Scan the entries below and extract each line with the word "năng" in it.

■ ■ ■ ■ ■ ■ ■

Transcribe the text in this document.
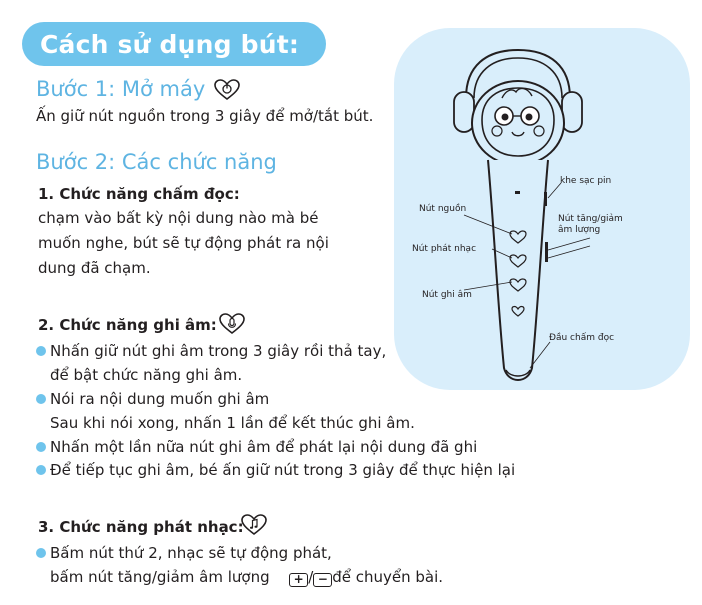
Cách sử dụng bút:
Bước 1: Mở máy
Ấn giữ nút nguồn trong 3 giây để mở/tắt bút.
Bước 2: Các chức năng
1. Chức năng chấm đọc:
chạm vào bất kỳ nội dung nào mà bé
muốn nghe, bút sẽ tự động phát ra nội
dung đã chạm.
2. Chức năng ghi âm:
Nhấn giữ nút ghi âm trong 3 giây rồi thả tay,
để bật chức năng ghi âm.
Nói ra nội dung muốn ghi âm
Sau khi nói xong, nhấn 1 lần để kết thúc ghi âm.
Nhấn một lần nữa nút ghi âm để phát lại nội dung đã ghi
Để tiếp tục ghi âm, bé ấn giữ nút trong 3 giây để thực hiện lại
3. Chức năng phát nhạc:
Bấm nút thứ 2, nhạc sẽ tự động phát,
bấm nút tăng/giảm âm lượng + / − để chuyển bài.
khe sạc pin
Nút nguồn
Nút tăng/giảm
âm lượng
Nút phát nhạc
Nút ghi âm
Đầu chấm đọc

■ ■ ■ ■ ■ ■ ■

▶ _Solved problem_:
Bước 2: Các chức năng
1. Chức năng chấm đọc:
2. Chức năng ghi âm:
để bật chức năng ghi âm.
3. Chức năng phát nhạc:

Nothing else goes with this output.